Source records
+++

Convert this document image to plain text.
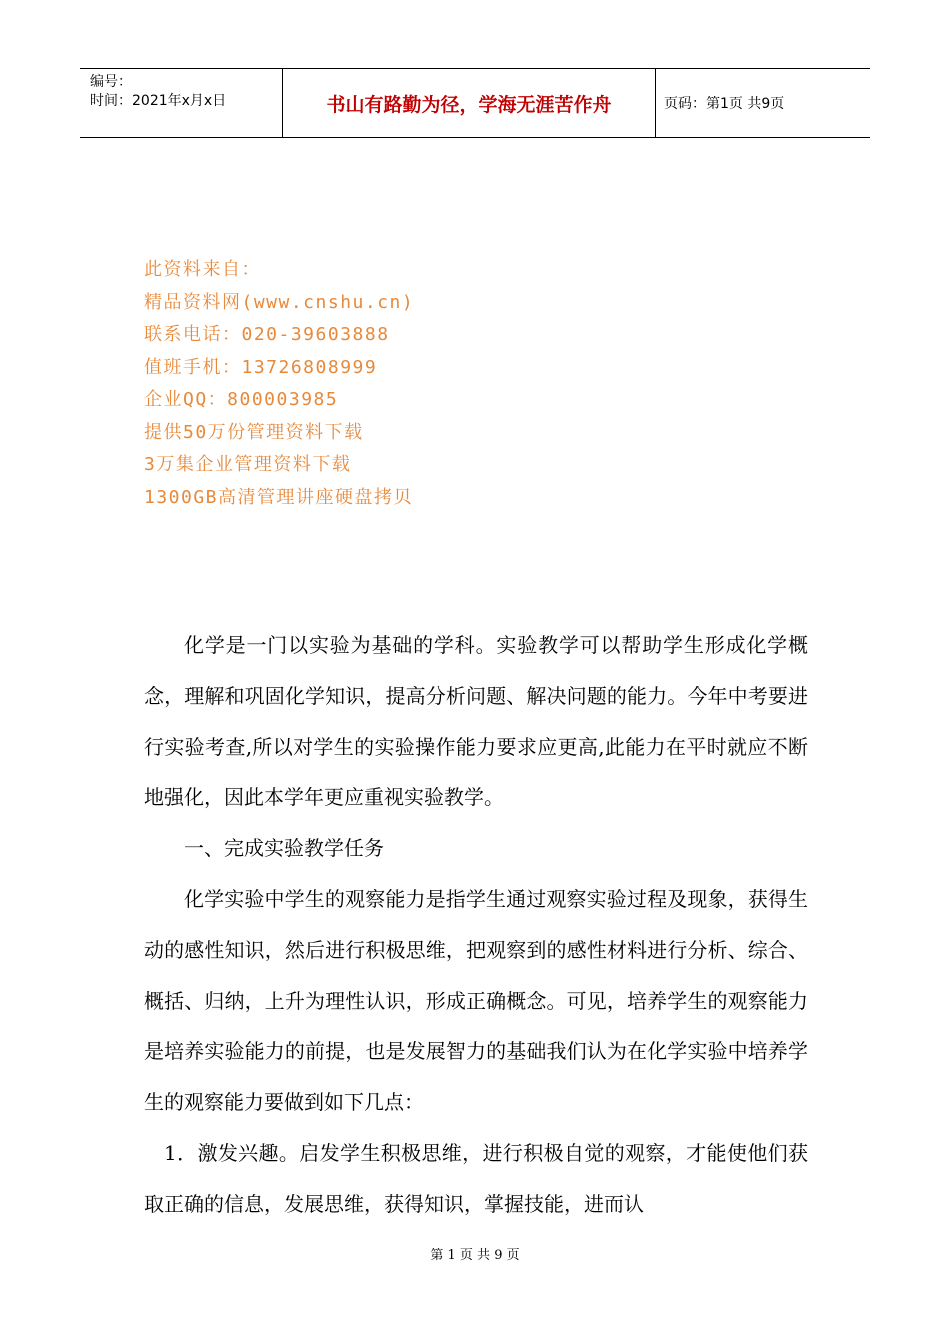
编号：
时间：2021年x月x日	书山有路勤为径，学海无涯苦作舟	页码：第1页 共9页
此资料来自：
精品资料网(www.cnshu.cn)
联系电话：020-39603888
值班手机：13726808999
企业QQ：800003985
提供50万份管理资料下载
3万集企业管理资料下载
1300GB高清管理讲座硬盘拷贝

化学是一门以实验为基础的学科。实验教学可以帮助学生形成化学概念，理解和巩固化学知识，提高分析问题、解决问题的能力。今年中考要进行实验考查,所以对学生的实验操作能力要求应更高,此能力在平时就应不断地强化，因此本学年更应重视实验教学。

一、完成实验教学任务

化学实验中学生的观察能力是指学生通过观察实验过程及现象，获得生动的感性知识，然后进行积极思维，把观察到的感性材料进行分析、综合、概括、归纳，上升为理性认识，形成正确概念。可见，培养学生的观察能力是培养实验能力的前提，也是发展智力的基础我们认为在化学实验中培养学生的观察能力要做到如下几点：

1．激发兴趣。启发学生积极思维，进行积极自觉的观察，才能使他们获取正确的信息，发展思维，获得知识，掌握技能，进而认

第 1 页 共 9 页
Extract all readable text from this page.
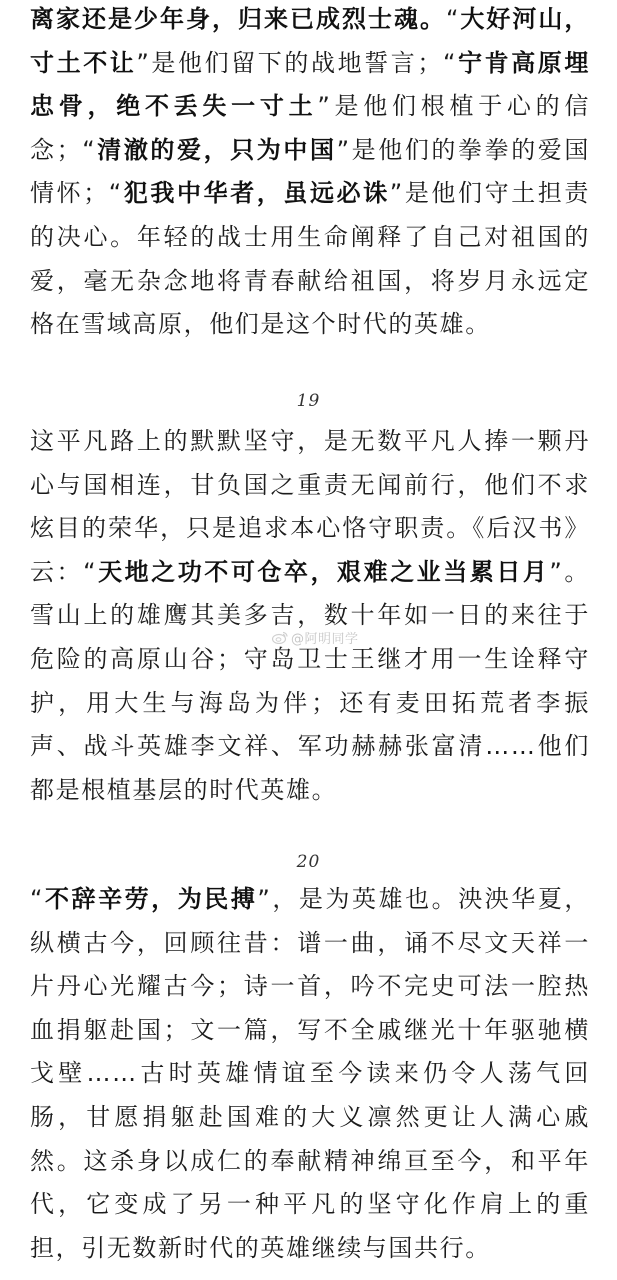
离家还是少年身，归来已成烈士魂。“大好河山，寸土不让”是他们留下的战地誓言；“宁肯高原埋忠骨，绝不丢失一寸土”是他们根植于心的信念；“清澈的爱，只为中国”是他们的拳拳的爱国情怀；“犯我中华者，虽远必诛”是他们守土担责的决心。年轻的战士用生命阐释了自己对祖国的爱，毫无杂念地将青春献给祖国，将岁月永远定格在雪域高原，他们是这个时代的英雄。

19

这平凡路上的默默坚守，是无数平凡人捧一颗丹心与国相连，甘负国之重责无闻前行，他们不求炫目的荣华，只是追求本心恪守职责。《后汉书》云：“天地之功不可仓卒，艰难之业当累日月”。雪山上的雄鹰其美多吉，数十年如一日的来往于危险的高原山谷；守岛卫士王继才用一生诠释守护，用大生与海岛为伴；还有麦田拓荒者李振声、战斗英雄李文祥、军功赫赫张富清……他们都是根植基层的时代英雄。

@阿明同学
20

“不辞辛劳，为民搏”，是为英雄也。泱泱华夏，纵横古今，回顾往昔：谱一曲，诵不尽文天祥一片丹心光耀古今；诗一首，吟不完史可法一腔热血捐躯赴国；文一篇，写不全戚继光十年驱驰横戈壁……古时英雄情谊至今读来仍令人荡气回肠，甘愿捐躯赴国难的大义凛然更让人满心戚然。这杀身以成仁的奉献精神绵亘至今，和平年代，它变成了另一种平凡的坚守化作肩上的重担，引无数新时代的英雄继续与国共行。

+++

## Given problem
Find every line in the records above that holds the word "this", and copy each one.

## Exercise result
Convert this document image to plain text.
Extract all readable text from this page.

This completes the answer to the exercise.